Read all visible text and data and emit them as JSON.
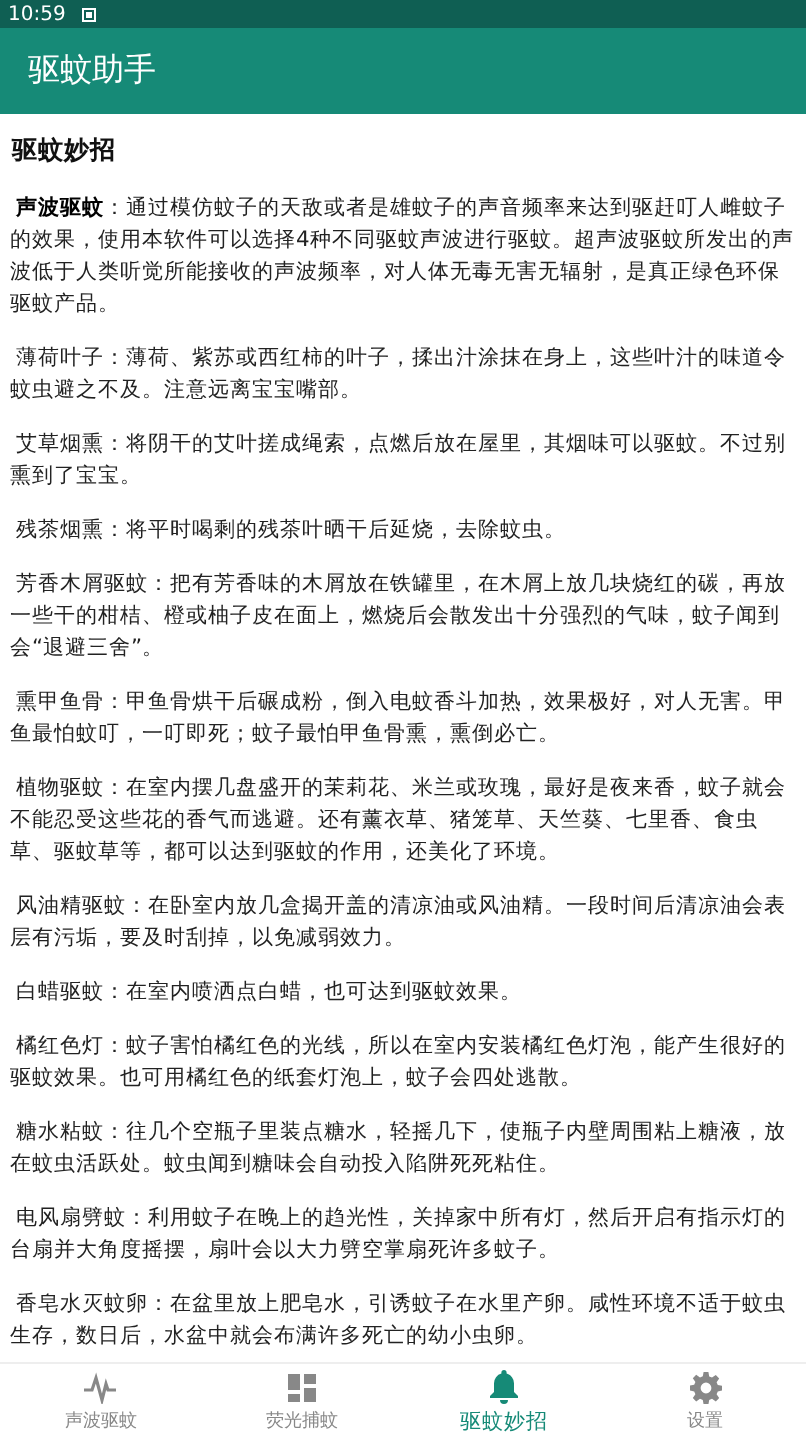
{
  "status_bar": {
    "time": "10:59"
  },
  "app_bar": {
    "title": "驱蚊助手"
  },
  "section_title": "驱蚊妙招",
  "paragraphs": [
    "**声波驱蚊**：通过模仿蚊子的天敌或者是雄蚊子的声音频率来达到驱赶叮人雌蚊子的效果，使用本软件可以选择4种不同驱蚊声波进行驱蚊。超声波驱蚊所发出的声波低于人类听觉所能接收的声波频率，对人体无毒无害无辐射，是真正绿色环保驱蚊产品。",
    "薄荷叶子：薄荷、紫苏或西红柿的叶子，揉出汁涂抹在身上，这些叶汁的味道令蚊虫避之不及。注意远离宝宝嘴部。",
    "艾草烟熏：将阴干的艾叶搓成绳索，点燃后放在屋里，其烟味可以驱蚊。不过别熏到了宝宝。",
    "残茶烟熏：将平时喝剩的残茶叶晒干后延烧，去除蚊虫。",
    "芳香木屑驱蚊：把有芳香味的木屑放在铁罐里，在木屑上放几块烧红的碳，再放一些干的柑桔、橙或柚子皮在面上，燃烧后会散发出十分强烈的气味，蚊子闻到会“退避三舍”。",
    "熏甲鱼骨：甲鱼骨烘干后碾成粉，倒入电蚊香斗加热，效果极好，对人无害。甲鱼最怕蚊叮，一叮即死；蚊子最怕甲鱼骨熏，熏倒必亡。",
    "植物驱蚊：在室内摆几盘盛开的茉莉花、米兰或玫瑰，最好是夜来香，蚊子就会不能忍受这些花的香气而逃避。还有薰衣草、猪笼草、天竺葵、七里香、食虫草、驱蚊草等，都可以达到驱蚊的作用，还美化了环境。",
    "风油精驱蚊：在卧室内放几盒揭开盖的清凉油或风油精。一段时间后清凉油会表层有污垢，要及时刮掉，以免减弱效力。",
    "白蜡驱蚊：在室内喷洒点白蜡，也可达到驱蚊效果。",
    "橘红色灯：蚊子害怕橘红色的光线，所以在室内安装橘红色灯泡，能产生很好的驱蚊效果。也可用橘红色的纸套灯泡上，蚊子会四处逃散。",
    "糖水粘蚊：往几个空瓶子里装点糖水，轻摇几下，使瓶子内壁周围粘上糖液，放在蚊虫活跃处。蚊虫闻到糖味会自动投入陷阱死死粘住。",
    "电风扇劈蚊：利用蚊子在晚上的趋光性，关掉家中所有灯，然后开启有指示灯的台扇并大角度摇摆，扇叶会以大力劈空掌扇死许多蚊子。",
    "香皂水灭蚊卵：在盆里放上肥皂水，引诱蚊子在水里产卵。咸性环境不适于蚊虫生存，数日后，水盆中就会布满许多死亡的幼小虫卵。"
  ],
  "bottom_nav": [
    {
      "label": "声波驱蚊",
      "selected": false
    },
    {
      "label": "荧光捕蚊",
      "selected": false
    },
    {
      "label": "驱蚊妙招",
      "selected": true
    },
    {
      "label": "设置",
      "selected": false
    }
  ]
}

• [Short task]:
From the entries above, copy out every line where the string "label" appears.

• [Answer below]:
      "label": "声波驱蚊",
      "label": "荧光捕蚊",
      "label": "驱蚊妙招",
      "label": "设置",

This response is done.